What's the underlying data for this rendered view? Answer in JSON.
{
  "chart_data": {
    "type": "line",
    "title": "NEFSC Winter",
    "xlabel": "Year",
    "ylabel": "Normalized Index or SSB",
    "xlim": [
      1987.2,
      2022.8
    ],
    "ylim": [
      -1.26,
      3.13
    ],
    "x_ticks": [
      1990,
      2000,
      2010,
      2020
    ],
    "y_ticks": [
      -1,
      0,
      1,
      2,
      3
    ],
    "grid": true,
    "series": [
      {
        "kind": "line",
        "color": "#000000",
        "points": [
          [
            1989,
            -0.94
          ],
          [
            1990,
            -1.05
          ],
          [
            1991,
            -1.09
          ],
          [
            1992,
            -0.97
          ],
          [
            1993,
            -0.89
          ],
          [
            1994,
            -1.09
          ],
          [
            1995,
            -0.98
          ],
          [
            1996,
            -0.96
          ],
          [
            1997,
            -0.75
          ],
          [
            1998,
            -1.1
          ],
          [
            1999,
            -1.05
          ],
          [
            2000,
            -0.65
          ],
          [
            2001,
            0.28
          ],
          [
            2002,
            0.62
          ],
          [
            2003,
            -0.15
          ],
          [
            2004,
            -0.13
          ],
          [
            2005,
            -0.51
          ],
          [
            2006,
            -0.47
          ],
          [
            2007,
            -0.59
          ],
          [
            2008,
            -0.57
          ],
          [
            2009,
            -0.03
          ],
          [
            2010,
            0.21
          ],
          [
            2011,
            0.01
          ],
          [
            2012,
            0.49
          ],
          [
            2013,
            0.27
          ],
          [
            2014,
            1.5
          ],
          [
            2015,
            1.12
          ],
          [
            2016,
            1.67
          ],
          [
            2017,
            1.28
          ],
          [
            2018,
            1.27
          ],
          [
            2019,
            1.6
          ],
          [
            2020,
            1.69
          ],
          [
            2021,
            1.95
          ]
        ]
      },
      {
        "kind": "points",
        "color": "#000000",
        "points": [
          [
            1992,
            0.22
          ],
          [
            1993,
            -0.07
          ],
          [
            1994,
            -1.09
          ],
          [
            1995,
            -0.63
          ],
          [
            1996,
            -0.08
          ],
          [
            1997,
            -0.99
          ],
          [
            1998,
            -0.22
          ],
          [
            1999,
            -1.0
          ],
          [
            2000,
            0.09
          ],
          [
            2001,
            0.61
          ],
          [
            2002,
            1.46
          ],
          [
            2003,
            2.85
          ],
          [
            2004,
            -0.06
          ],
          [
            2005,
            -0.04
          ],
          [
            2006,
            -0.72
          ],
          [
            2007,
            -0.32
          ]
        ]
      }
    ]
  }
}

● ● ●

- _Exercise_:
Every line of the material must be returned exactly as it appears.

- _Solved problem_:
What's the underlying data for this rendered view? Answer in JSON.
{
  "chart_data": {
    "type": "line",
    "title": "NEFSC Winter",
    "xlabel": "Year",
    "ylabel": "Normalized Index or SSB",
    "xlim": [
      1987.2,
      2022.8
    ],
    "ylim": [
      -1.26,
      3.13
    ],
    "x_ticks": [
      1990,
      2000,
      2010,
      2020
    ],
    "y_ticks": [
      -1,
      0,
      1,
      2,
      3
    ],
    "grid": true,
    "series": [
      {
        "kind": "line",
        "color": "#000000",
        "points": [
          [
            1989,
            -0.94
          ],
          [
            1990,
            -1.05
          ],
          [
            1991,
            -1.09
          ],
          [
            1992,
            -0.97
          ],
          [
            1993,
            -0.89
          ],
          [
            1994,
            -1.09
          ],
          [
            1995,
            -0.98
          ],
          [
            1996,
            -0.96
          ],
          [
            1997,
            -0.75
          ],
          [
            1998,
            -1.1
          ],
          [
            1999,
            -1.05
          ],
          [
            2000,
            -0.65
          ],
          [
            2001,
            0.28
          ],
          [
            2002,
            0.62
          ],
          [
            2003,
            -0.15
          ],
          [
            2004,
            -0.13
          ],
          [
            2005,
            -0.51
          ],
          [
            2006,
            -0.47
          ],
          [
            2007,
            -0.59
          ],
          [
            2008,
            -0.57
          ],
          [
            2009,
            -0.03
          ],
          [
            2010,
            0.21
          ],
          [
            2011,
            0.01
          ],
          [
            2012,
            0.49
          ],
          [
            2013,
            0.27
          ],
          [
            2014,
            1.5
          ],
          [
            2015,
            1.12
          ],
          [
            2016,
            1.67
          ],
          [
            2017,
            1.28
          ],
          [
            2018,
            1.27
          ],
          [
            2019,
            1.6
          ],
          [
            2020,
            1.69
          ],
          [
            2021,
            1.95
          ]
        ]
      },
      {
        "kind": "points",
        "color": "#000000",
        "points": [
          [
            1992,
            0.22
          ],
          [
            1993,
            -0.07
          ],
          [
            1994,
            -1.09
          ],
          [
            1995,
            -0.63
          ],
          [
            1996,
            -0.08
          ],
          [
            1997,
            -0.99
          ],
          [
            1998,
            -0.22
          ],
          [
            1999,
            -1.0
          ],
          [
            2000,
            0.09
          ],
          [
            2001,
            0.61
          ],
          [
            2002,
            1.46
          ],
          [
            2003,
            2.85
          ],
          [
            2004,
            -0.06
          ],
          [
            2005,
            -0.04
          ],
          [
            2006,
            -0.72
          ],
          [
            2007,
            -0.32
          ]
        ]
      }
    ]
  }
}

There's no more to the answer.